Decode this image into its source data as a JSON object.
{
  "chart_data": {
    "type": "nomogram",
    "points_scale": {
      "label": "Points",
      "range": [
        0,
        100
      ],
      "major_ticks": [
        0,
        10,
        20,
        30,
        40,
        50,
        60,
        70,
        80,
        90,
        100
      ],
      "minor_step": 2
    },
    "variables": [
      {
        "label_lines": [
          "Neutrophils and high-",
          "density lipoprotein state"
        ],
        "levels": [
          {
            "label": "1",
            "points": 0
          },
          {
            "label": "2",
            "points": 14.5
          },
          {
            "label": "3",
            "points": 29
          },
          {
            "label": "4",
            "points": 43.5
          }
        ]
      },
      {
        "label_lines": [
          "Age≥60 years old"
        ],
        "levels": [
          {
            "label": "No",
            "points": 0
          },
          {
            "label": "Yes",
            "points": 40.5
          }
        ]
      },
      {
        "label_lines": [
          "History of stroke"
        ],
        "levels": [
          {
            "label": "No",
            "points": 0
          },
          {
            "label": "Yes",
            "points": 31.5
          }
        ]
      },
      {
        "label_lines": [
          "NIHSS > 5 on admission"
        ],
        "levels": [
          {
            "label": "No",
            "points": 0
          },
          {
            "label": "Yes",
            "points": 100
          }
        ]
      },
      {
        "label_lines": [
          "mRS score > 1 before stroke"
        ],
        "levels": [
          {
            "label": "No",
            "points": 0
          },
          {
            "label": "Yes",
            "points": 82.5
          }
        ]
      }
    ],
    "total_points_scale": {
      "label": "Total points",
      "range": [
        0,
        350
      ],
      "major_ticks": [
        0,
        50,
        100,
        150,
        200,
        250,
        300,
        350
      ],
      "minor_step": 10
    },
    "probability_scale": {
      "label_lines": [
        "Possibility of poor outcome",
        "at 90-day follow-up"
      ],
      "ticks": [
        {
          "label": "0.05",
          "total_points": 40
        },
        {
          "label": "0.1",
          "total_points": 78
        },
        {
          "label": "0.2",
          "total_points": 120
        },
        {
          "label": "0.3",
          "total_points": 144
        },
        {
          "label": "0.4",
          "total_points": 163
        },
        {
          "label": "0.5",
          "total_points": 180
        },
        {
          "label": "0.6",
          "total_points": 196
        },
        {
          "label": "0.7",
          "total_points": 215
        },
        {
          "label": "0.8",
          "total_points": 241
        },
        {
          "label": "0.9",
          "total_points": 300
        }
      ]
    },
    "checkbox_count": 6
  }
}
::::
**Your objective**
Print all the records precisely.

**Exercise solution**
Decode this image into its source data as a JSON object.
{
  "chart_data": {
    "type": "nomogram",
    "points_scale": {
      "label": "Points",
      "range": [
        0,
        100
      ],
      "major_ticks": [
        0,
        10,
        20,
        30,
        40,
        50,
        60,
        70,
        80,
        90,
        100
      ],
      "minor_step": 2
    },
    "variables": [
      {
        "label_lines": [
          "Neutrophils and high-",
          "density lipoprotein state"
        ],
        "levels": [
          {
            "label": "1",
            "points": 0
          },
          {
            "label": "2",
            "points": 14.5
          },
          {
            "label": "3",
            "points": 29
          },
          {
            "label": "4",
            "points": 43.5
          }
        ]
      },
      {
        "label_lines": [
          "Age≥60 years old"
        ],
        "levels": [
          {
            "label": "No",
            "points": 0
          },
          {
            "label": "Yes",
            "points": 40.5
          }
        ]
      },
      {
        "label_lines": [
          "History of stroke"
        ],
        "levels": [
          {
            "label": "No",
            "points": 0
          },
          {
            "label": "Yes",
            "points": 31.5
          }
        ]
      },
      {
        "label_lines": [
          "NIHSS > 5 on admission"
        ],
        "levels": [
          {
            "label": "No",
            "points": 0
          },
          {
            "label": "Yes",
            "points": 100
          }
        ]
      },
      {
        "label_lines": [
          "mRS score > 1 before stroke"
        ],
        "levels": [
          {
            "label": "No",
            "points": 0
          },
          {
            "label": "Yes",
            "points": 82.5
          }
        ]
      }
    ],
    "total_points_scale": {
      "label": "Total points",
      "range": [
        0,
        350
      ],
      "major_ticks": [
        0,
        50,
        100,
        150,
        200,
        250,
        300,
        350
      ],
      "minor_step": 10
    },
    "probability_scale": {
      "label_lines": [
        "Possibility of poor outcome",
        "at 90-day follow-up"
      ],
      "ticks": [
        {
          "label": "0.05",
          "total_points": 40
        },
        {
          "label": "0.1",
          "total_points": 78
        },
        {
          "label": "0.2",
          "total_points": 120
        },
        {
          "label": "0.3",
          "total_points": 144
        },
        {
          "label": "0.4",
          "total_points": 163
        },
        {
          "label": "0.5",
          "total_points": 180
        },
        {
          "label": "0.6",
          "total_points": 196
        },
        {
          "label": "0.7",
          "total_points": 215
        },
        {
          "label": "0.8",
          "total_points": 241
        },
        {
          "label": "0.9",
          "total_points": 300
        }
      ]
    },
    "checkbox_count": 6
  }
}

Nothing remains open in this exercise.